→ **Directive**
State how many lines in the entries below contain "supports". Write nothing but the number.

───── Records for this exercise ─────

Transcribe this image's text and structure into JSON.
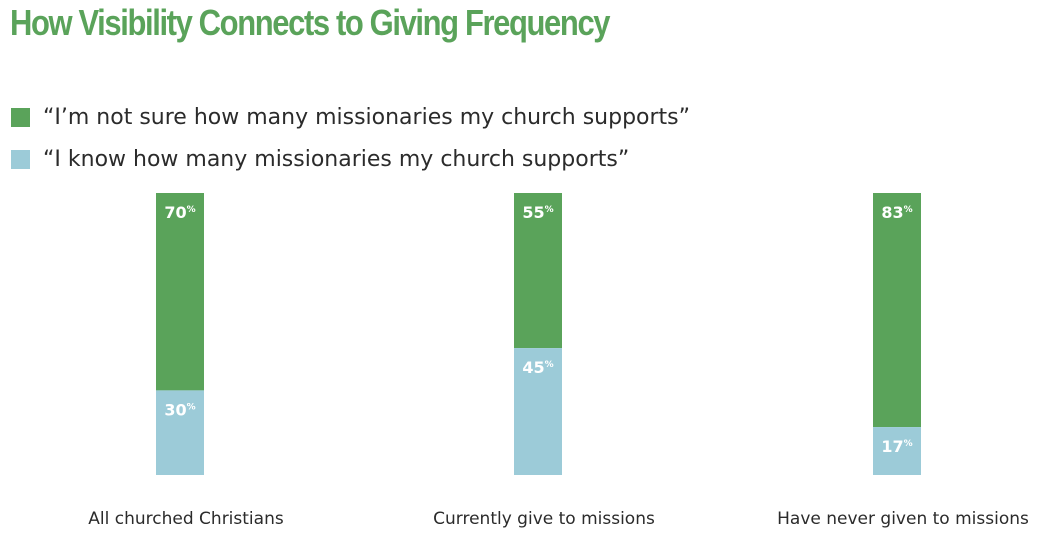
{
  "chart_data": {
    "type": "bar",
    "stacked": true,
    "title": "How Visibility Connects to Giving Frequency",
    "categories": [
      "All churched Christians",
      "Currently give to missions",
      "Have never given to missions"
    ],
    "series": [
      {
        "name": "“I’m not sure how many missionaries my church supports”",
        "color": "#5aa35a",
        "values": [
          70,
          55,
          83
        ]
      },
      {
        "name": "“I know how many missionaries my church supports”",
        "color": "#9ccbd8",
        "values": [
          30,
          45,
          17
        ]
      }
    ],
    "value_suffix": "%",
    "ylim": [
      0,
      100
    ],
    "legend": "top-left",
    "grid": false
  }
}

─────

→ **Result for this exercise**
2